[Dataset rows about figures]
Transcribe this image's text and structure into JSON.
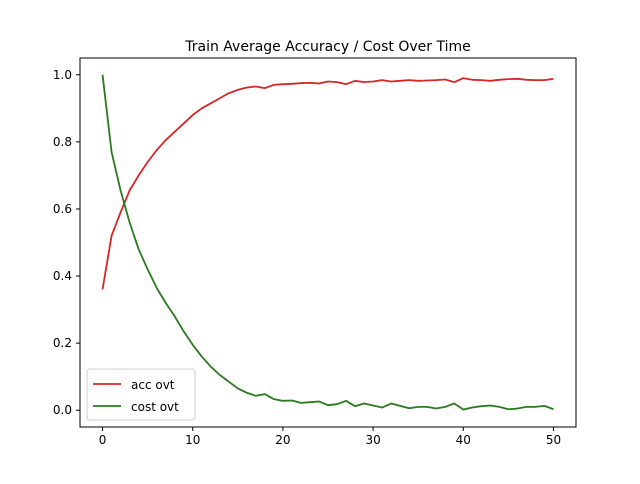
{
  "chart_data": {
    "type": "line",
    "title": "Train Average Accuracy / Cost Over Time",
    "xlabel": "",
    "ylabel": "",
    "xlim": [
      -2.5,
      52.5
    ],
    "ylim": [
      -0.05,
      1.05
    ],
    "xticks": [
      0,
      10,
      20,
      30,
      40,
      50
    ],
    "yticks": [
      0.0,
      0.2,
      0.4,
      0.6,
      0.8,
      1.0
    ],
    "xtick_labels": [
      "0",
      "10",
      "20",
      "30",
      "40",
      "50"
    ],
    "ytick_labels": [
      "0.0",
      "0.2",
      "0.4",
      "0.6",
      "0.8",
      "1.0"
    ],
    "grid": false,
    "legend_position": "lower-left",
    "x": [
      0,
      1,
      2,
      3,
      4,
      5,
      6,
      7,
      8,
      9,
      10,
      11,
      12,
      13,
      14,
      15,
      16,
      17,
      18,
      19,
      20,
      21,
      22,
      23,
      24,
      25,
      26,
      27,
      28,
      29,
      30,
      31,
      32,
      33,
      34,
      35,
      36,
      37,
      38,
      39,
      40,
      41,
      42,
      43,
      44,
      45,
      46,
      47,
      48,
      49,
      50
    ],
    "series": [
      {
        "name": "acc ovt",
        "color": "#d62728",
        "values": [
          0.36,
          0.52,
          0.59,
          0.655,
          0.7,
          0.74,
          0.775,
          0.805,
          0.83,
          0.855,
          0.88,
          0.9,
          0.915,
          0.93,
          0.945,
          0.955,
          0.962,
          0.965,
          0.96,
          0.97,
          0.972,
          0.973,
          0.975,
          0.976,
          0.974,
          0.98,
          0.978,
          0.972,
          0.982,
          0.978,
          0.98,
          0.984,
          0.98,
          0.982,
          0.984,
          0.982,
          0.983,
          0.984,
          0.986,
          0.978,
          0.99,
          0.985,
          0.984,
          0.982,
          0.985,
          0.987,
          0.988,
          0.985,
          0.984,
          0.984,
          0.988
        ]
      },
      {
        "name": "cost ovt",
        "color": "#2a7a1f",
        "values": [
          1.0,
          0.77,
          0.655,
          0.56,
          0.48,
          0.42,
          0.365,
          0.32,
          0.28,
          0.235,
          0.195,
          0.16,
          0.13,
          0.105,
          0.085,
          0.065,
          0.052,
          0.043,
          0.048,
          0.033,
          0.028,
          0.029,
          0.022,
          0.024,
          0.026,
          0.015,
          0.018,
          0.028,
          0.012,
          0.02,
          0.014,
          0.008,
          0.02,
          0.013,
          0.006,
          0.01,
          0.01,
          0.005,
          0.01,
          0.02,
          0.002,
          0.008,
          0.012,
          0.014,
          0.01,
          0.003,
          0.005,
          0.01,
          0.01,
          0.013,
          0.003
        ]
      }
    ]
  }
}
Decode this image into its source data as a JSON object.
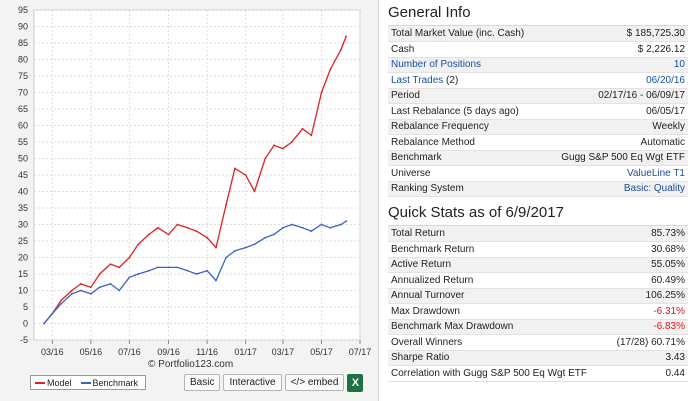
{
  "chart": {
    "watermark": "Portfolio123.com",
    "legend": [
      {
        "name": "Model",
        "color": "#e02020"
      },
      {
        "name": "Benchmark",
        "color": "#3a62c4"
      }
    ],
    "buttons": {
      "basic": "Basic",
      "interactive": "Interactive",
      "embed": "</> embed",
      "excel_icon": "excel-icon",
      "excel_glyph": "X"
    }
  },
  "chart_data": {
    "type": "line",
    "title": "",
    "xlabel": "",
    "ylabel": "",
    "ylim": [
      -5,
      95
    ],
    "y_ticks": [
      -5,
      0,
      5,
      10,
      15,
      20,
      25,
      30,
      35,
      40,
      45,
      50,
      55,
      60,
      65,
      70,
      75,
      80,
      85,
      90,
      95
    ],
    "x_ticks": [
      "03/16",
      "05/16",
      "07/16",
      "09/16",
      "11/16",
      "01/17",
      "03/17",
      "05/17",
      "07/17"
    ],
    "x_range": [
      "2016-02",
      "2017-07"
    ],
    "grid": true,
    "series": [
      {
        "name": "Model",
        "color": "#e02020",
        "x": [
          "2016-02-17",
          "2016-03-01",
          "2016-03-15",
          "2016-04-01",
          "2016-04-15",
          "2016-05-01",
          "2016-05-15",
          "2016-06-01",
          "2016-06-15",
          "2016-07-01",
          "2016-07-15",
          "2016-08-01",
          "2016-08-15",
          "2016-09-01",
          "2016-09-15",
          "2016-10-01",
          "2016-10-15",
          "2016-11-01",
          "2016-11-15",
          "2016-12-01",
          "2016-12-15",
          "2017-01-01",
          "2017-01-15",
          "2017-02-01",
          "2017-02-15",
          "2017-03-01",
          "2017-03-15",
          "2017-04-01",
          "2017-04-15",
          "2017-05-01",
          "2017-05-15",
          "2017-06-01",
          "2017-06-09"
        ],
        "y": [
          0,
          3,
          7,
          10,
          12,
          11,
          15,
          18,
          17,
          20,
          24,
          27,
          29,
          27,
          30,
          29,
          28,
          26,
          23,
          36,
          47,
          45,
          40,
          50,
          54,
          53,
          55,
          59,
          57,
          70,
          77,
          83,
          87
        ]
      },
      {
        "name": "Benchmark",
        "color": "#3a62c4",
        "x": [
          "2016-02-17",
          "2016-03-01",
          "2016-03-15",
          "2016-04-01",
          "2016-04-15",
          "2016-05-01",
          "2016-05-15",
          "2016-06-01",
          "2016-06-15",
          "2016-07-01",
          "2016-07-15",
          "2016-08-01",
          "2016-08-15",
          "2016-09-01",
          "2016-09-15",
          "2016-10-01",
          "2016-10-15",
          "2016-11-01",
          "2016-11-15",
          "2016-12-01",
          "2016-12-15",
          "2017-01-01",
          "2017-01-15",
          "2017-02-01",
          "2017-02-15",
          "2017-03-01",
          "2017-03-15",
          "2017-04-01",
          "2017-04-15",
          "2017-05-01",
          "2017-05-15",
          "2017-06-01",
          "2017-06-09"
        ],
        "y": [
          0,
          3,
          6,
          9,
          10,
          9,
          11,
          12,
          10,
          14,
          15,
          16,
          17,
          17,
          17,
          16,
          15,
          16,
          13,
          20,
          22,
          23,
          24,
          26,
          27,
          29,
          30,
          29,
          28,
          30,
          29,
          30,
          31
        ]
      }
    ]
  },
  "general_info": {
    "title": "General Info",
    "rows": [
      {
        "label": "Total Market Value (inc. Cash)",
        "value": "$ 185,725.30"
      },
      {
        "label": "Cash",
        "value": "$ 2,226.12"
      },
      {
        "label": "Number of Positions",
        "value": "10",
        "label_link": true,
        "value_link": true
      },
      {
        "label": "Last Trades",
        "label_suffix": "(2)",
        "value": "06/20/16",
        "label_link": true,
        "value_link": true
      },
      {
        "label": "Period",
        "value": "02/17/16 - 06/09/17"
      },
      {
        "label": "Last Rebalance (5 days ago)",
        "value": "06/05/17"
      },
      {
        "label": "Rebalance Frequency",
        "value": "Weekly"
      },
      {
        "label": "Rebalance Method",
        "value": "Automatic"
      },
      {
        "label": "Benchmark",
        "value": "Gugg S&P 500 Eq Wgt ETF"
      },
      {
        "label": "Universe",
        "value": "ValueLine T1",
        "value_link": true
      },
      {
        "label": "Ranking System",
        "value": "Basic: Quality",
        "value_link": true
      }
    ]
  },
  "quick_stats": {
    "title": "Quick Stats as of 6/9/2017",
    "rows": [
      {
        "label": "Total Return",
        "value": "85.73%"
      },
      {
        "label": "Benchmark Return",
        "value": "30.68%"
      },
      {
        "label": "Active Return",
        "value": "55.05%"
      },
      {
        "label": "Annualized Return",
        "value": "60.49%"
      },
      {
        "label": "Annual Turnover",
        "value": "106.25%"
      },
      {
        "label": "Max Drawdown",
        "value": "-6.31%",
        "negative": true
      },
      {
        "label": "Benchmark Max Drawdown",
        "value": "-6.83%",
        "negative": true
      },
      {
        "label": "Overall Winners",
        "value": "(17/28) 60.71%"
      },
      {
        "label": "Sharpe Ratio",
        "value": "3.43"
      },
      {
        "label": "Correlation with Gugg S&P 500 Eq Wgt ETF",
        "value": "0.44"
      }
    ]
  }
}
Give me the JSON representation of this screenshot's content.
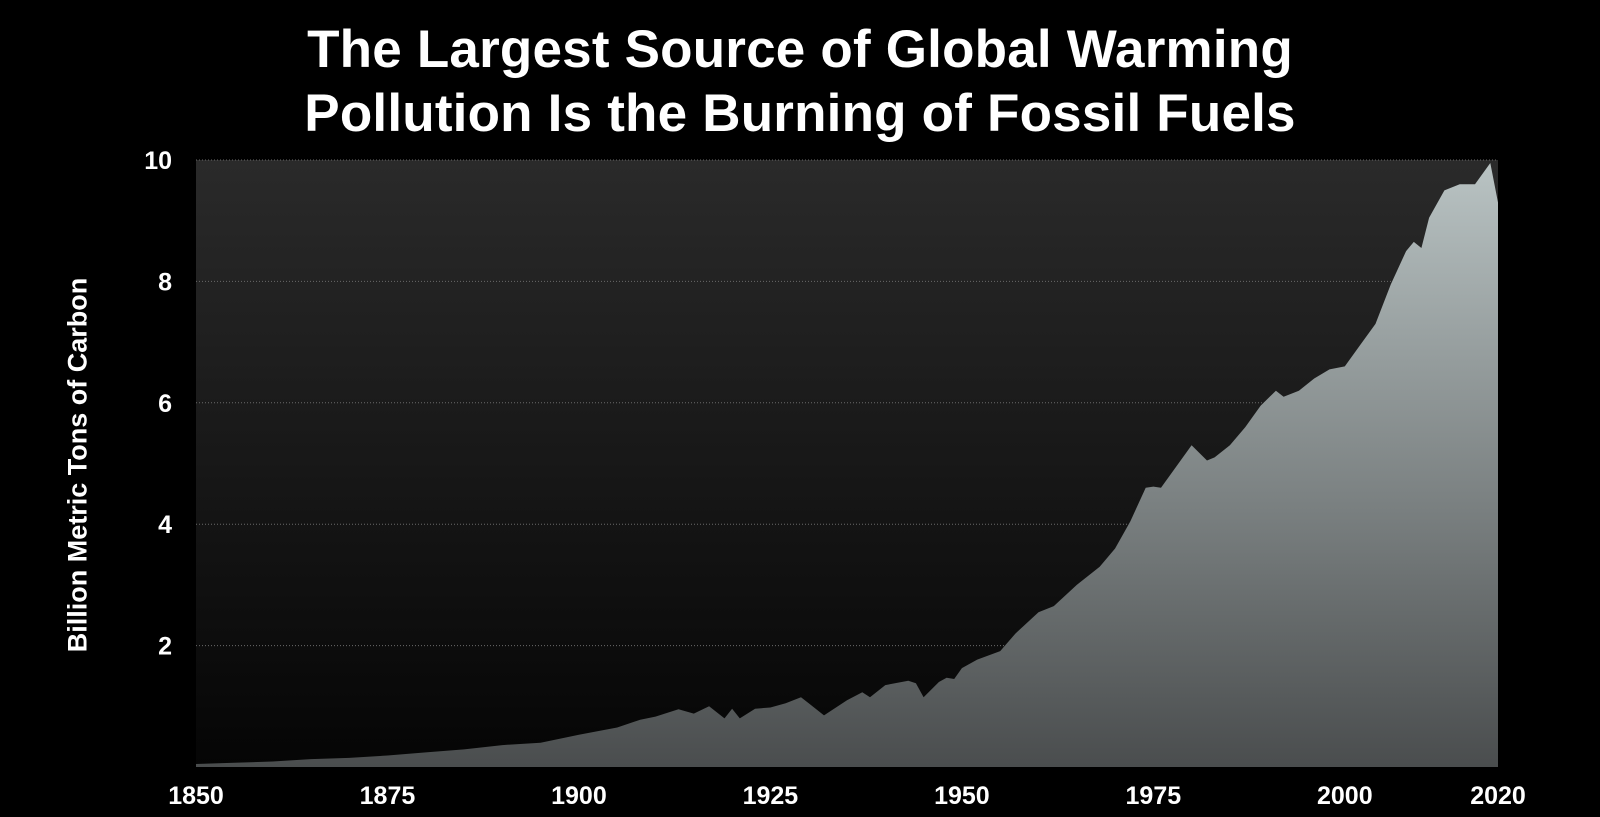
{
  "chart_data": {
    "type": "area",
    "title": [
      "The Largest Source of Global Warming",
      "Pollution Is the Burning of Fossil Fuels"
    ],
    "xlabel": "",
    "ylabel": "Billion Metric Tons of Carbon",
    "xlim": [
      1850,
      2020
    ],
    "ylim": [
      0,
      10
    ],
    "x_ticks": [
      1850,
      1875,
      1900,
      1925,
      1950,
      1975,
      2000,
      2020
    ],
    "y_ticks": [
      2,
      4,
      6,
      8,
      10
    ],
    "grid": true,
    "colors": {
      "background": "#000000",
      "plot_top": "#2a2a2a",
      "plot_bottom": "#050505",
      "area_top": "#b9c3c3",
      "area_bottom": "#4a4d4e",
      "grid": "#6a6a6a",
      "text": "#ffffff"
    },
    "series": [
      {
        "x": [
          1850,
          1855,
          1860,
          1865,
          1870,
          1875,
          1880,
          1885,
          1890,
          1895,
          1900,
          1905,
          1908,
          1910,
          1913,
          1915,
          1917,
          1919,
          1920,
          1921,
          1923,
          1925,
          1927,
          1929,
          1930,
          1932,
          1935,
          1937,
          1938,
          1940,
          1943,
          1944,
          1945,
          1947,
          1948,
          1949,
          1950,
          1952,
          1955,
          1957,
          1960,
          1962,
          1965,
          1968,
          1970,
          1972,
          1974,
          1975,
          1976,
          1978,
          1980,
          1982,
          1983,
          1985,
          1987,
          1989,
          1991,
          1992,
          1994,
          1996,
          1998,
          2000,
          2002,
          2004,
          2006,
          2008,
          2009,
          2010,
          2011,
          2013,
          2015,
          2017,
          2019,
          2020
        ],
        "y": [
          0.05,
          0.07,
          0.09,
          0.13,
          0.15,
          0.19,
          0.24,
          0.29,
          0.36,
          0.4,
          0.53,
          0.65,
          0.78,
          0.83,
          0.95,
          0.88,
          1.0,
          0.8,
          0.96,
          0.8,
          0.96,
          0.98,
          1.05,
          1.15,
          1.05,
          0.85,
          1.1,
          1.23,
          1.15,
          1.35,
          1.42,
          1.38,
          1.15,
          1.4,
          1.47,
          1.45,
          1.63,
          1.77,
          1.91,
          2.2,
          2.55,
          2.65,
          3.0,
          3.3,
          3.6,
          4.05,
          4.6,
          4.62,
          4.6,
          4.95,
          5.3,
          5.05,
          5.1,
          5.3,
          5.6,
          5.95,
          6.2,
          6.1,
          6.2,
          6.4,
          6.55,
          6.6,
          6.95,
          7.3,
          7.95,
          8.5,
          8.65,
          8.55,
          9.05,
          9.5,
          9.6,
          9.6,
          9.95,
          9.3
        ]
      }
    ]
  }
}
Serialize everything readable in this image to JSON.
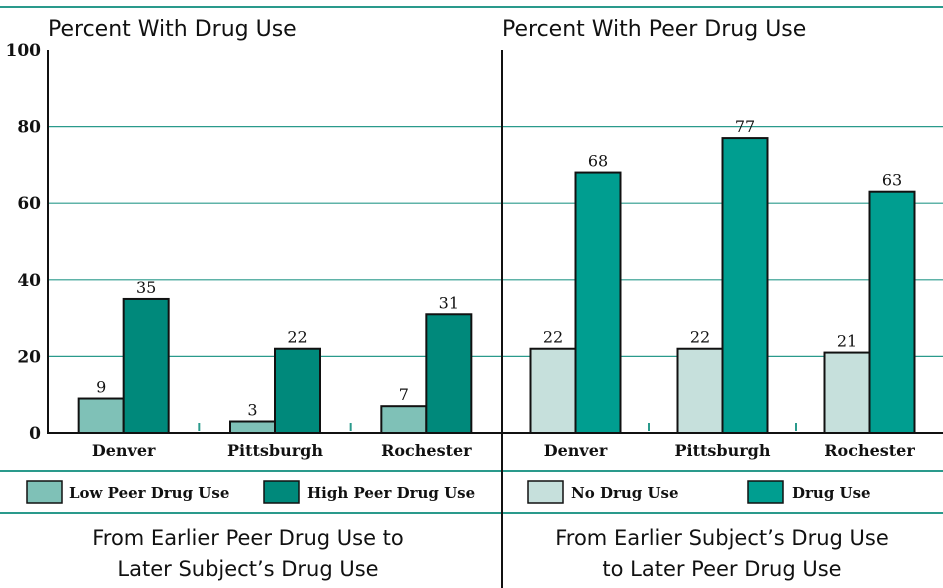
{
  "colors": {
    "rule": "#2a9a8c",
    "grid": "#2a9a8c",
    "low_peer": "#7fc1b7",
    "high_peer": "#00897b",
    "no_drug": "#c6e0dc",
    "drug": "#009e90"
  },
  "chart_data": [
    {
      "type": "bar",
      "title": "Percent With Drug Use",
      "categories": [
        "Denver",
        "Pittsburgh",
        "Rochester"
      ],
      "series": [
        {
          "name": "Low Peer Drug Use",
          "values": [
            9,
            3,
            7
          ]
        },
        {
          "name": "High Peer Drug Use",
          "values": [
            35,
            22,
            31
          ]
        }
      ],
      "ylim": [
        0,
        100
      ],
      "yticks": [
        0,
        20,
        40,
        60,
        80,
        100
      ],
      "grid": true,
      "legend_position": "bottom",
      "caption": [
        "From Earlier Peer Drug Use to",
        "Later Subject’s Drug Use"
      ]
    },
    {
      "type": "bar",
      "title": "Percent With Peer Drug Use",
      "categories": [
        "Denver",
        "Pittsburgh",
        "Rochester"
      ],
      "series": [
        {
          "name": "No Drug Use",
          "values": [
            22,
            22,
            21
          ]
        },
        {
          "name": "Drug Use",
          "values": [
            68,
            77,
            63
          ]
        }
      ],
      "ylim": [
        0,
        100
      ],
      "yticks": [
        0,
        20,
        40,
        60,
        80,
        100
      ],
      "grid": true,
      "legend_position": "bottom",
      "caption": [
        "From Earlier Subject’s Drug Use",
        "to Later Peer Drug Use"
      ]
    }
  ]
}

[Set problem] Search the data above for the string "Total" and copy each line that has it.

[Output]
        "label": "Total Market Value (inc. Cash)",
        "label": "Total Return",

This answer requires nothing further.